#### Instructions for the task
Take every line that has the string "上证指数" and copy it out.

Dataset rows start

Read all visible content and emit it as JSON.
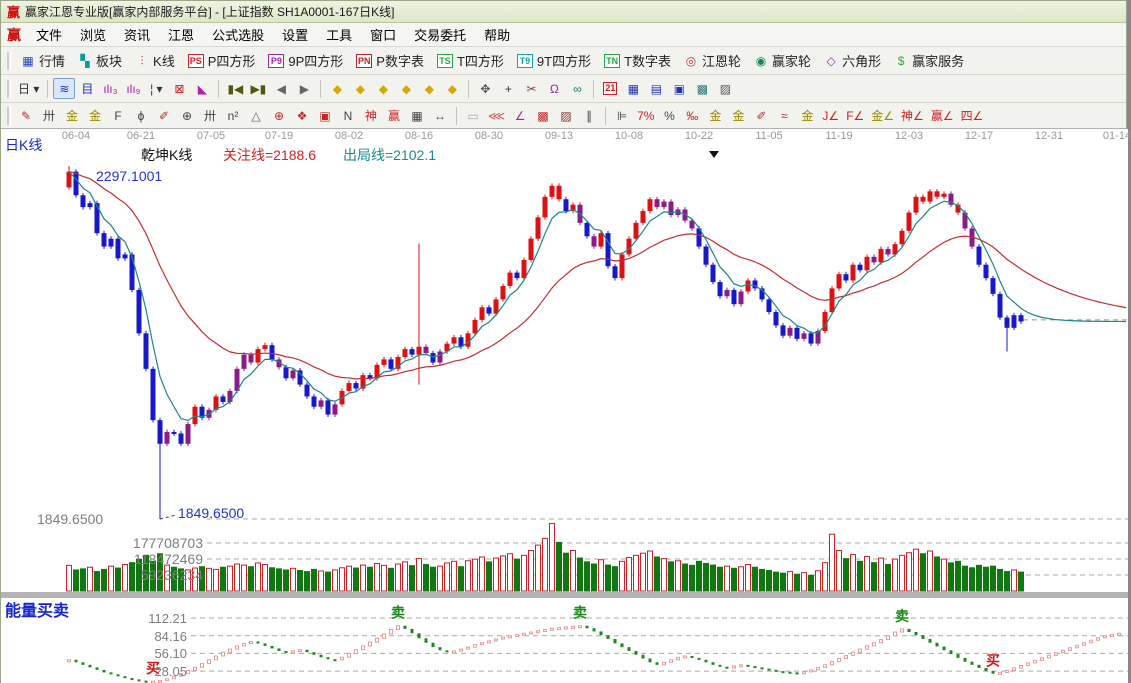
{
  "window": {
    "title": "赢家江恩专业版[赢家内部服务平台] - [上证指数  SH1A0001-167日K线]",
    "logo": "赢"
  },
  "menu": {
    "logo": "赢",
    "items": [
      "文件",
      "浏览",
      "资讯",
      "江恩",
      "公式选股",
      "设置",
      "工具",
      "窗口",
      "交易委托",
      "帮助"
    ]
  },
  "toolbar_main": {
    "items": [
      {
        "icon": "▦",
        "icon_color": "#2244bb",
        "label": "行情",
        "name": "quotes"
      },
      {
        "icon": "▚",
        "icon_color": "#119999",
        "label": "板块",
        "name": "sectors"
      },
      {
        "icon": "⫶",
        "icon_color": "#cc2222",
        "label": "K线",
        "name": "kline"
      },
      {
        "icon": "PS",
        "icon_color": "#cc2222",
        "boxed": true,
        "label": "P四方形",
        "name": "p-square"
      },
      {
        "icon": "P9",
        "icon_color": "#aa22aa",
        "boxed": true,
        "label": "9P四方形",
        "name": "9p-square"
      },
      {
        "icon": "PN",
        "icon_color": "#bb2222",
        "boxed": true,
        "label": "P数字表",
        "name": "p-number-table"
      },
      {
        "icon": "TS",
        "icon_color": "#22aa44",
        "boxed": true,
        "label": "T四方形",
        "name": "t-square"
      },
      {
        "icon": "T9",
        "icon_color": "#11aaaa",
        "boxed": true,
        "label": "9T四方形",
        "name": "9t-square"
      },
      {
        "icon": "TN",
        "icon_color": "#22aa44",
        "boxed": true,
        "label": "T数字表",
        "name": "t-number-table"
      },
      {
        "icon": "◎",
        "icon_color": "#cc3333",
        "label": "江恩轮",
        "name": "gann-wheel"
      },
      {
        "icon": "◉",
        "icon_color": "#118855",
        "label": "赢家轮",
        "name": "winner-wheel"
      },
      {
        "icon": "◇",
        "icon_color": "#8833aa",
        "label": "六角形",
        "name": "hexagon"
      },
      {
        "icon": "$",
        "icon_color": "#33aa33",
        "label": "赢家服务",
        "name": "winner-service"
      }
    ]
  },
  "toolbar_view": {
    "items": [
      {
        "g": "日 ▾",
        "n": "period-selector"
      },
      {
        "sep": true
      },
      {
        "g": "≋",
        "n": "zigzag-view",
        "c": "#2233bb",
        "sel": true
      },
      {
        "g": "目",
        "n": "detail-list",
        "c": "#2233bb"
      },
      {
        "g": "ılı₃",
        "n": "bars-3",
        "c": "#aa22aa"
      },
      {
        "g": "ılı₉",
        "n": "bars-9",
        "c": "#aa22aa"
      },
      {
        "g": "¦ ▾",
        "n": "candle-style",
        "c": "#333333"
      },
      {
        "g": "⊠",
        "n": "red-frame",
        "c": "#cc2222"
      },
      {
        "g": "◣",
        "n": "color-arrow",
        "c": "#aa22aa"
      },
      {
        "sep": true
      },
      {
        "g": "▮◀",
        "n": "go-first",
        "c": "#555511"
      },
      {
        "g": "▶▮",
        "n": "go-last",
        "c": "#555511"
      },
      {
        "g": "◀",
        "n": "step-back",
        "c": "#666666"
      },
      {
        "g": "▶",
        "n": "step-forward",
        "c": "#666666"
      },
      {
        "sep": true
      },
      {
        "g": "◆",
        "n": "diamond-left",
        "c": "#d4aa00"
      },
      {
        "g": "◆",
        "n": "diamond-right",
        "c": "#d4aa00"
      },
      {
        "g": "◆",
        "n": "diamond-updown",
        "c": "#d4aa00"
      },
      {
        "g": "◆",
        "n": "diamond-shrink",
        "c": "#d4aa00"
      },
      {
        "g": "◆",
        "n": "diamond-expand",
        "c": "#d4aa00"
      },
      {
        "g": "◆",
        "n": "diamond-move",
        "c": "#d4aa00"
      },
      {
        "sep": true
      },
      {
        "g": "✥",
        "n": "hand-tool",
        "c": "#555555"
      },
      {
        "g": "+",
        "n": "crosshair-tool",
        "c": "#333333"
      },
      {
        "g": "✂",
        "n": "cut-tool",
        "c": "#884444"
      },
      {
        "g": "Ω",
        "n": "measure-tool",
        "c": "#aa22aa"
      },
      {
        "g": "∞",
        "n": "binoculars-tool",
        "c": "#227777"
      },
      {
        "sep": true
      },
      {
        "g": "21",
        "n": "calendar",
        "box": true
      },
      {
        "g": "▦",
        "n": "calculator",
        "c": "#2233bb"
      },
      {
        "g": "▤",
        "n": "notes",
        "c": "#2233bb"
      },
      {
        "g": "▣",
        "n": "save-disk",
        "c": "#2233bb"
      },
      {
        "g": "▩",
        "n": "save-web",
        "c": "#227777"
      },
      {
        "g": "▨",
        "n": "export",
        "c": "#555555"
      }
    ]
  },
  "toolbar_draw": {
    "items": [
      {
        "g": "✎",
        "n": "pencil",
        "c": "#aa3333"
      },
      {
        "g": "卅",
        "n": "gann-grid",
        "c": "#444444"
      },
      {
        "g": "金",
        "n": "gold-line-1",
        "c": "#998800"
      },
      {
        "g": "金",
        "n": "gold-line-2",
        "c": "#998800"
      },
      {
        "g": "F",
        "n": "fibonacci",
        "c": "#444444"
      },
      {
        "g": "ϕ",
        "n": "spiral",
        "c": "#444444"
      },
      {
        "g": "✐",
        "n": "pencil-2",
        "c": "#aa3333"
      },
      {
        "g": "⊕",
        "n": "circle-tool",
        "c": "#444444"
      },
      {
        "g": "卅",
        "n": "grid-2",
        "c": "#444444"
      },
      {
        "g": "n²",
        "n": "square-numbers",
        "c": "#444444"
      },
      {
        "g": "△",
        "n": "angle-mirror",
        "c": "#666666"
      },
      {
        "g": "⊕",
        "n": "target",
        "c": "#cc2222"
      },
      {
        "g": "❖",
        "n": "star-grid",
        "c": "#cc2222"
      },
      {
        "g": "▣",
        "n": "box-grid",
        "c": "#cc2222"
      },
      {
        "g": "Ν",
        "n": "n-wave",
        "c": "#444444"
      },
      {
        "g": "神",
        "n": "shen-tool",
        "c": "#cc2222"
      },
      {
        "g": "赢",
        "n": "win-tool",
        "c": "#cc2222"
      },
      {
        "g": "▦",
        "n": "ruler-grid",
        "c": "#444444"
      },
      {
        "g": "↔",
        "n": "width-measure",
        "c": "#444444"
      },
      {
        "sep": true
      },
      {
        "g": "▭",
        "n": "window-tool",
        "c": "#aaaaaa"
      },
      {
        "g": "⋘",
        "n": "fan-lines",
        "c": "#cc5555"
      },
      {
        "g": "∠",
        "n": "wedge",
        "c": "#aa22aa"
      },
      {
        "g": "▩",
        "n": "shade-grid",
        "c": "#cc2222"
      },
      {
        "g": "▨",
        "n": "hatch-grid",
        "c": "#883333"
      },
      {
        "g": "∥",
        "n": "parallel-lines",
        "c": "#444444"
      },
      {
        "sep": true
      },
      {
        "g": "⊫",
        "n": "levels",
        "c": "#444444"
      },
      {
        "g": "7%",
        "n": "percent-7",
        "c": "#cc2222"
      },
      {
        "g": "%",
        "n": "percent",
        "c": "#444444"
      },
      {
        "g": "‰",
        "n": "permille",
        "c": "#cc2222"
      },
      {
        "g": "金",
        "n": "gold-circle",
        "c": "#998800"
      },
      {
        "g": "金",
        "n": "gold-level",
        "c": "#998800"
      },
      {
        "g": "✐",
        "n": "brush",
        "c": "#aa3333"
      },
      {
        "g": "≈",
        "n": "wave-levels",
        "c": "#cc2222"
      },
      {
        "g": "金",
        "n": "gold-angle",
        "c": "#998800"
      },
      {
        "g": "J∠",
        "n": "j-angle",
        "c": "#cc2222"
      },
      {
        "g": "F∠",
        "n": "f-angle",
        "c": "#cc2222"
      },
      {
        "g": "金∠",
        "n": "gold-angle-2",
        "c": "#998800"
      },
      {
        "g": "神∠",
        "n": "shen-angle",
        "c": "#cc2222"
      },
      {
        "g": "赢∠",
        "n": "win-angle",
        "c": "#cc2222"
      },
      {
        "g": "四∠",
        "n": "four-angle",
        "c": "#cc2222"
      }
    ]
  },
  "chart_header": {
    "panel_label": "日K线",
    "series_label": "乾坤K线",
    "attention": "关注线=2188.6",
    "exit": "出局线=2102.1",
    "high_annotation": "2297.1001",
    "low_annotation": "1849.6500"
  },
  "axis": {
    "price_left": "1849.6500",
    "volume": [
      "177708703",
      "118472469",
      "59236234"
    ],
    "indicator_label": "能量买卖",
    "indicator_ticks": [
      "112.21",
      "84.16",
      "56.10",
      "28.05"
    ]
  },
  "chart_data": {
    "type": "candlestick",
    "title": "上证指数 SH1A0001-167 日K线 (乾坤K线)",
    "dates": [
      "06-04",
      "06-21",
      "07-05",
      "07-19",
      "08-02",
      "08-16",
      "08-30",
      "09-13",
      "10-08",
      "10-22",
      "11-05",
      "11-19",
      "12-03",
      "12-17",
      "12-31",
      "01-14"
    ],
    "date_tick_x": [
      75,
      140,
      210,
      278,
      348,
      418,
      488,
      558,
      628,
      698,
      768,
      838,
      908,
      978,
      1048,
      1116
    ],
    "price_axis": {
      "low_marked": 1849.65,
      "high_marked": 2297.1001,
      "attention_line": 2188.6,
      "exit_line": 2102.1
    },
    "volume_axis_values": [
      177708703,
      118472469,
      59236234
    ],
    "indicator_axis_values": [
      112.21,
      84.16,
      56.1,
      28.05
    ],
    "open_first": 2270,
    "closes": [
      2290,
      2260,
      2245,
      2250,
      2212,
      2195,
      2205,
      2180,
      2185,
      2140,
      2085,
      2040,
      1975,
      1945,
      1960,
      1958,
      1945,
      1970,
      1992,
      1978,
      1988,
      2005,
      1998,
      2012,
      2040,
      2058,
      2048,
      2065,
      2070,
      2052,
      2042,
      2028,
      2038,
      2020,
      2005,
      1992,
      2000,
      1982,
      1995,
      2012,
      2022,
      2015,
      2032,
      2028,
      2045,
      2052,
      2040,
      2055,
      2065,
      2058,
      2068,
      2060,
      2048,
      2062,
      2072,
      2080,
      2068,
      2085,
      2102,
      2118,
      2110,
      2128,
      2145,
      2162,
      2155,
      2178,
      2205,
      2232,
      2258,
      2272,
      2255,
      2240,
      2248,
      2225,
      2208,
      2195,
      2212,
      2170,
      2155,
      2185,
      2205,
      2225,
      2240,
      2255,
      2245,
      2252,
      2235,
      2242,
      2228,
      2218,
      2195,
      2172,
      2150,
      2132,
      2140,
      2122,
      2138,
      2152,
      2142,
      2128,
      2112,
      2095,
      2082,
      2092,
      2078,
      2085,
      2072,
      2088,
      2112,
      2142,
      2160,
      2152,
      2172,
      2165,
      2182,
      2175,
      2192,
      2185,
      2198,
      2215,
      2238,
      2258,
      2252,
      2265,
      2258,
      2262,
      2248,
      2238,
      2218,
      2195,
      2172,
      2155,
      2135,
      2105,
      2092,
      2108,
      2100
    ],
    "overrides": {
      "0": {
        "high": 2297.1
      },
      "13": {
        "low": 1849.65
      },
      "50": {
        "high": 2198.9,
        "low": 2020
      },
      "134": {
        "low": 2062
      }
    },
    "colors": "RBBBBBBBBBBBBBPBBPRBPRBPPPPRRBPBPBBBPBPRRBRBRRBRRBRPBPRRBRRRBRRRBRRRRRRBRPBPRBBRRRRRPPPPPPBBBBPBPRBBBBBPBPBPRRRBRBRPRPRRRRRRRRPRPPBBBBBBB",
    "color_map": {
      "R": "#dd1111",
      "B": "#1717cc",
      "P": "#8a1c8a"
    },
    "volumes_millions": [
      95,
      78,
      82,
      88,
      72,
      80,
      92,
      85,
      98,
      105,
      118,
      132,
      110,
      138,
      96,
      88,
      82,
      78,
      85,
      90,
      84,
      80,
      88,
      92,
      100,
      96,
      90,
      104,
      98,
      86,
      82,
      78,
      84,
      76,
      72,
      80,
      74,
      70,
      78,
      86,
      92,
      85,
      96,
      88,
      102,
      95,
      84,
      100,
      108,
      94,
      120,
      98,
      88,
      92,
      104,
      110,
      90,
      112,
      118,
      126,
      108,
      122,
      130,
      138,
      118,
      132,
      150,
      170,
      195,
      250,
      180,
      140,
      150,
      122,
      108,
      100,
      116,
      96,
      90,
      110,
      124,
      132,
      140,
      148,
      126,
      120,
      108,
      112,
      100,
      95,
      110,
      102,
      96,
      88,
      92,
      84,
      90,
      98,
      88,
      80,
      76,
      70,
      66,
      72,
      62,
      68,
      58,
      75,
      105,
      210,
      150,
      120,
      135,
      110,
      128,
      105,
      122,
      98,
      118,
      132,
      142,
      155,
      138,
      148,
      126,
      118,
      104,
      110,
      92,
      86,
      95,
      88,
      92,
      80,
      72,
      78,
      70
    ],
    "volume_colors": {
      "up": "#cc2222",
      "down": "#117711"
    },
    "ma": {
      "fast": {
        "color": "#1d8585",
        "alpha": 0.32
      },
      "slow": {
        "color": "#c03030",
        "alpha": 0.085
      },
      "extension_close": 2100,
      "extension_steps": 15
    },
    "indicator": {
      "name": "能量买卖",
      "values": [
        46,
        42,
        38,
        34,
        30,
        26,
        23,
        20,
        17,
        15,
        13,
        12,
        12,
        13,
        16,
        20,
        24,
        29,
        34,
        40,
        46,
        52,
        58,
        63,
        68,
        72,
        75,
        72,
        68,
        64,
        60,
        58,
        60,
        62,
        58,
        54,
        50,
        47,
        46,
        50,
        56,
        62,
        68,
        74,
        80,
        87,
        94,
        100,
        95,
        88,
        80,
        73,
        66,
        61,
        58,
        60,
        63,
        66,
        70,
        73,
        76,
        79,
        82,
        84,
        86,
        88,
        90,
        92,
        94,
        96,
        97,
        98,
        99,
        100,
        96,
        91,
        85,
        79,
        72,
        66,
        60,
        54,
        48,
        42,
        38,
        42,
        46,
        50,
        52,
        49,
        46,
        42,
        38,
        35,
        33,
        36,
        38,
        36,
        34,
        32,
        30,
        28,
        27,
        26,
        25,
        27,
        30,
        34,
        38,
        43,
        48,
        53,
        58,
        63,
        68,
        73,
        78,
        84,
        90,
        95,
        90,
        85,
        79,
        73,
        67,
        61,
        55,
        49,
        43,
        38,
        33,
        28,
        24,
        26,
        29,
        33,
        37
      ],
      "extension": [
        41,
        45,
        49,
        53,
        57,
        61,
        65,
        69,
        73,
        77,
        81,
        84,
        86,
        88
      ],
      "up_color": "#e89a9a",
      "down_color": "#1a8a1a",
      "markers": [
        {
          "index": 12,
          "text": "买",
          "color": "#dd1111"
        },
        {
          "index": 47,
          "text": "卖",
          "color": "#1a8a1a"
        },
        {
          "index": 73,
          "text": "卖",
          "color": "#1a8a1a"
        },
        {
          "index": 119,
          "text": "卖",
          "color": "#1a8a1a"
        },
        {
          "index": 132,
          "text": "买",
          "color": "#dd1111"
        }
      ]
    }
  }
}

Dataset rows end

#### Final result
    "title": "赢家江恩专业版[赢家内部服务平台] - [上证指数  SH1A0001-167日K线]",
    "title": "上证指数 SH1A0001-167 日K线 (乾坤K线)",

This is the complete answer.